WHAT TO WORK ON:
Copy out each line that includes the word "content".

RECORDS SHOWN:
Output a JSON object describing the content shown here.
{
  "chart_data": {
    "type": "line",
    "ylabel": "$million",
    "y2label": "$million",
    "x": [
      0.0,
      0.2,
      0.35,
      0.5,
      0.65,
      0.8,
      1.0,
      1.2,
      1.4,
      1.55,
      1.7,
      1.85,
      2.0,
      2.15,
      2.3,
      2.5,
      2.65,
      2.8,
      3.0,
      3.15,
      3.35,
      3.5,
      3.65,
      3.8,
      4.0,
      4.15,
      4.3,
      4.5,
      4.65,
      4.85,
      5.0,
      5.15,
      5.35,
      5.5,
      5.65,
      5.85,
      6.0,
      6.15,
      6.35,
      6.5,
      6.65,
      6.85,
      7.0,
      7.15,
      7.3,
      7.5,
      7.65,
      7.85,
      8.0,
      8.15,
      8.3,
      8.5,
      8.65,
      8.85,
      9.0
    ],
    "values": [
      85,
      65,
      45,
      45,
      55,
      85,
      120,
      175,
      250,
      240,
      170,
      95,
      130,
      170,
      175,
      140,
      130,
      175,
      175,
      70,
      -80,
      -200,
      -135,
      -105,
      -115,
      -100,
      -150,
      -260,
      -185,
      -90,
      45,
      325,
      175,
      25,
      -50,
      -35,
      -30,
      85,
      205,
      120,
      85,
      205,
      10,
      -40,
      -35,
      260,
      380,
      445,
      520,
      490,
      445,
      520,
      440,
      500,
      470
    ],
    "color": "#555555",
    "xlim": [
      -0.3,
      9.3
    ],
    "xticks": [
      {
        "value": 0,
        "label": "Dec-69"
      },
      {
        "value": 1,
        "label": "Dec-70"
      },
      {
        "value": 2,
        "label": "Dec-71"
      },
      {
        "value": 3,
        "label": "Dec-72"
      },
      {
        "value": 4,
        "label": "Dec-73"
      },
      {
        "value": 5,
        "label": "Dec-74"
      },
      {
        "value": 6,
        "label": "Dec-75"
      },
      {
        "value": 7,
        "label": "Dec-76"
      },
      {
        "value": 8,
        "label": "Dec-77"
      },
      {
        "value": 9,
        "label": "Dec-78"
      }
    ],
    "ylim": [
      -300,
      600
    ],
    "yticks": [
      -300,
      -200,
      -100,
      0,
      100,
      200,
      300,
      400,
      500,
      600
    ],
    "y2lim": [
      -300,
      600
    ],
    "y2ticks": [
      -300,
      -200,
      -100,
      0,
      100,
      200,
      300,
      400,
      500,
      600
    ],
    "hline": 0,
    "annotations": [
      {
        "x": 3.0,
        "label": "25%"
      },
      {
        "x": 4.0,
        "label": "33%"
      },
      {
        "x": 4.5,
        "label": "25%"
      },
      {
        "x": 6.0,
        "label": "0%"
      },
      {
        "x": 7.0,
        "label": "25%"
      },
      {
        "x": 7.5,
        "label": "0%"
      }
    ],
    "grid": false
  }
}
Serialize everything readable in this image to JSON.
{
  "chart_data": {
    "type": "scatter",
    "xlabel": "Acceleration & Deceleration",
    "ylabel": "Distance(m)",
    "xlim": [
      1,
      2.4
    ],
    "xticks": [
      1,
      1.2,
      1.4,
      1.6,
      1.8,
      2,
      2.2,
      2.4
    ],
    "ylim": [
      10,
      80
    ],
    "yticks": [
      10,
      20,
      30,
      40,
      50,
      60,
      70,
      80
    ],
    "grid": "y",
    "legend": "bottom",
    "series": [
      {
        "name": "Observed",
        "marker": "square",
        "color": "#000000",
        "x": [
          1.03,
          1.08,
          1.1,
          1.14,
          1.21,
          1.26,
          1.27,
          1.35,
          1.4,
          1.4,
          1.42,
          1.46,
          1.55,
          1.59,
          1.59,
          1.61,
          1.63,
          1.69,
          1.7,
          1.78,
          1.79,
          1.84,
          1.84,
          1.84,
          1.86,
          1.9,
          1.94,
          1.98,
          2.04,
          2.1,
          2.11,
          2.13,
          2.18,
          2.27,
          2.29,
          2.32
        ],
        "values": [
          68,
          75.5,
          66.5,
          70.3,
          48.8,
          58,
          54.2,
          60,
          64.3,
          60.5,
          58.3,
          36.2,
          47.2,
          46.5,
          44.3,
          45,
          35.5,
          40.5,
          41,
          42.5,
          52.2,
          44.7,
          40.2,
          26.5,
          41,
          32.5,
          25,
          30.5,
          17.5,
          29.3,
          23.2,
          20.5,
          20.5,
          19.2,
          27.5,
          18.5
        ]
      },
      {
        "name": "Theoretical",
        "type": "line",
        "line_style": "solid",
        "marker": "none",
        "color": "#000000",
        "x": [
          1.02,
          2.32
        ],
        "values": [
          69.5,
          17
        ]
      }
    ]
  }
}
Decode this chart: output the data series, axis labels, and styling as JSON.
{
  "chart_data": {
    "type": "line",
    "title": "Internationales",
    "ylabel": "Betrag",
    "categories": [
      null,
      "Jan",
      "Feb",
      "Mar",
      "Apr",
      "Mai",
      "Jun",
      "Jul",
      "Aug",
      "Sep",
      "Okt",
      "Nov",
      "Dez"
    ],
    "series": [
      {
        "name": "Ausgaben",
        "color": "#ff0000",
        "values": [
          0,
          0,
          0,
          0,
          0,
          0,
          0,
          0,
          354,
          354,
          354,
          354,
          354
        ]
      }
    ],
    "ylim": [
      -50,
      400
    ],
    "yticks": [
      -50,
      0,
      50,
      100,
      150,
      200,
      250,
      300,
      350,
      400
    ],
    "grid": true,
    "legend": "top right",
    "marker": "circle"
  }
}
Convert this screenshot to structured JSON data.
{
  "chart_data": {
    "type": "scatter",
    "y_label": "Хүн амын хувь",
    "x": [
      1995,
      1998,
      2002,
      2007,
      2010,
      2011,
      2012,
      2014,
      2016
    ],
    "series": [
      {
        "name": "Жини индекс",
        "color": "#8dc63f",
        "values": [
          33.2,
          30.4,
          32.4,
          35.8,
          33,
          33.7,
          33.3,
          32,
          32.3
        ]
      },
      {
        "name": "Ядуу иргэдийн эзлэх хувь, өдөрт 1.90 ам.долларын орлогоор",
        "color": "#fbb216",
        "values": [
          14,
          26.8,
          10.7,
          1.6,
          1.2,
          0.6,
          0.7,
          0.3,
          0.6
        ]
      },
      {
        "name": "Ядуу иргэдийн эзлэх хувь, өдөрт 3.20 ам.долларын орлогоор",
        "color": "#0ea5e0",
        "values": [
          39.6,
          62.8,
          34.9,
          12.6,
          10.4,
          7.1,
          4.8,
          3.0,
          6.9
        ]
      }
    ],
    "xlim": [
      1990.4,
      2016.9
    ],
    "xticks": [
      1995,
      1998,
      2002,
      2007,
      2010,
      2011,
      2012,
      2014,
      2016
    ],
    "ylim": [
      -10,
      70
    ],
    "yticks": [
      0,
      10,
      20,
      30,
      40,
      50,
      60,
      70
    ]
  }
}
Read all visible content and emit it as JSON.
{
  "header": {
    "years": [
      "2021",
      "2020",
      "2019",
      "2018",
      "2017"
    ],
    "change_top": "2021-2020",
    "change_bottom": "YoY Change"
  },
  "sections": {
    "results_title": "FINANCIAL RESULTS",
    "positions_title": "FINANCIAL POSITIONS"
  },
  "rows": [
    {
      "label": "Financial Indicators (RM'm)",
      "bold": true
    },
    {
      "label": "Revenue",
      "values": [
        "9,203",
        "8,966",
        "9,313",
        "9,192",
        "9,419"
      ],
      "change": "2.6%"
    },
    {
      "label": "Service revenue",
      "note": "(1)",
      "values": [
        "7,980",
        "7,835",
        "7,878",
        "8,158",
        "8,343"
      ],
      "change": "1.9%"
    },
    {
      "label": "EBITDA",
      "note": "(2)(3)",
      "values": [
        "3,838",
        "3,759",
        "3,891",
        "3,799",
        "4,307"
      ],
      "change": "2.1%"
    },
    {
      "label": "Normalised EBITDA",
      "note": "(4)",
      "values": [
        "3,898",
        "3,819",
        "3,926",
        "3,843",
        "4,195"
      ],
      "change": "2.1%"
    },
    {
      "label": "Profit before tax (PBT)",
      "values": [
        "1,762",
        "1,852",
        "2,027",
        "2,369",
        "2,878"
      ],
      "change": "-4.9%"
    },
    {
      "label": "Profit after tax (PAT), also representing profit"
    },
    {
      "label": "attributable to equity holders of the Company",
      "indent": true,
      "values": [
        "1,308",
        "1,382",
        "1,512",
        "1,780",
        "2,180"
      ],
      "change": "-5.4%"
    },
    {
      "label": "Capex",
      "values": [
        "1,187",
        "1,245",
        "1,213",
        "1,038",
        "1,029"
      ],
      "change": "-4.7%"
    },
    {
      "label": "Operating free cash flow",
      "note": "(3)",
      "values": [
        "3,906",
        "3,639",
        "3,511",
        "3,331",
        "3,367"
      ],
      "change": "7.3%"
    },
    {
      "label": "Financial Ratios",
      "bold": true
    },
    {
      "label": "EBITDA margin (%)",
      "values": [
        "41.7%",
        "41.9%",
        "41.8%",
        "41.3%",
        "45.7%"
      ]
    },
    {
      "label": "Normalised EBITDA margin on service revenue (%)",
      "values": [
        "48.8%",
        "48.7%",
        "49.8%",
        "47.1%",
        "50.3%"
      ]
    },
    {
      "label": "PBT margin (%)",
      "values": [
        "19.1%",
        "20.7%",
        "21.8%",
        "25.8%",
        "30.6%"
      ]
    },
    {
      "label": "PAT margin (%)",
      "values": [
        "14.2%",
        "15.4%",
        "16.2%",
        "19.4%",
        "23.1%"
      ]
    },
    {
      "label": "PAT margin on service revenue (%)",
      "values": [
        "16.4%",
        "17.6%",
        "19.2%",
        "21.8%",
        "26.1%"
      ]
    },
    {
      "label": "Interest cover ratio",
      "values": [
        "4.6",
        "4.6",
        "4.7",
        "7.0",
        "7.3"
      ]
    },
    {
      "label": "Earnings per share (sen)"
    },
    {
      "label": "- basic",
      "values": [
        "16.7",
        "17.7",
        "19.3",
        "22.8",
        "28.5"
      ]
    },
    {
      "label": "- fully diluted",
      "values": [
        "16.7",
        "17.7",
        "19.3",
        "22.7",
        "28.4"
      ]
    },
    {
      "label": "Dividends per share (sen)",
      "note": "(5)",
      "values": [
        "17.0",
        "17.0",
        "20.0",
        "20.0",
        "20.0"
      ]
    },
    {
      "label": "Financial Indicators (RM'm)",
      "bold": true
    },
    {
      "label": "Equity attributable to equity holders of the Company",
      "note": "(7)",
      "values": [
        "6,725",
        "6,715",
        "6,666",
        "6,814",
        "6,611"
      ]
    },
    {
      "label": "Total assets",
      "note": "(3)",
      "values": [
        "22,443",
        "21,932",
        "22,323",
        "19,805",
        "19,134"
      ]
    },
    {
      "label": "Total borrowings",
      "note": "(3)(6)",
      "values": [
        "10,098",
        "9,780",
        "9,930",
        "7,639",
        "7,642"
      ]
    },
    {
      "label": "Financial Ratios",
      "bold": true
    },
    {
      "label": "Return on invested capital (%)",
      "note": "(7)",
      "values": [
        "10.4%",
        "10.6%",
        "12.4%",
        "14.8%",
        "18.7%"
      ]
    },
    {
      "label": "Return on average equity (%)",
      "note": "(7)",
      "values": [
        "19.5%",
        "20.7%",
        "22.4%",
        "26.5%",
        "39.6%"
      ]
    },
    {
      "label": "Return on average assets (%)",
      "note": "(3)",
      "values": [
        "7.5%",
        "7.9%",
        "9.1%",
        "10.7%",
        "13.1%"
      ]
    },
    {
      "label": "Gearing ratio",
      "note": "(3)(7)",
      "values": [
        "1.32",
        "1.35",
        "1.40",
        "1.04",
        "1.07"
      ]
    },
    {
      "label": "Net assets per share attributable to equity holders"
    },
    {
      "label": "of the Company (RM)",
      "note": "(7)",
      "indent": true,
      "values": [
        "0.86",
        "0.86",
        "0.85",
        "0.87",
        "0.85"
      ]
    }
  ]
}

COMPLETED EXERCISE:
Output a JSON object describing the content shown here.
Read all visible content and emit it as JSON.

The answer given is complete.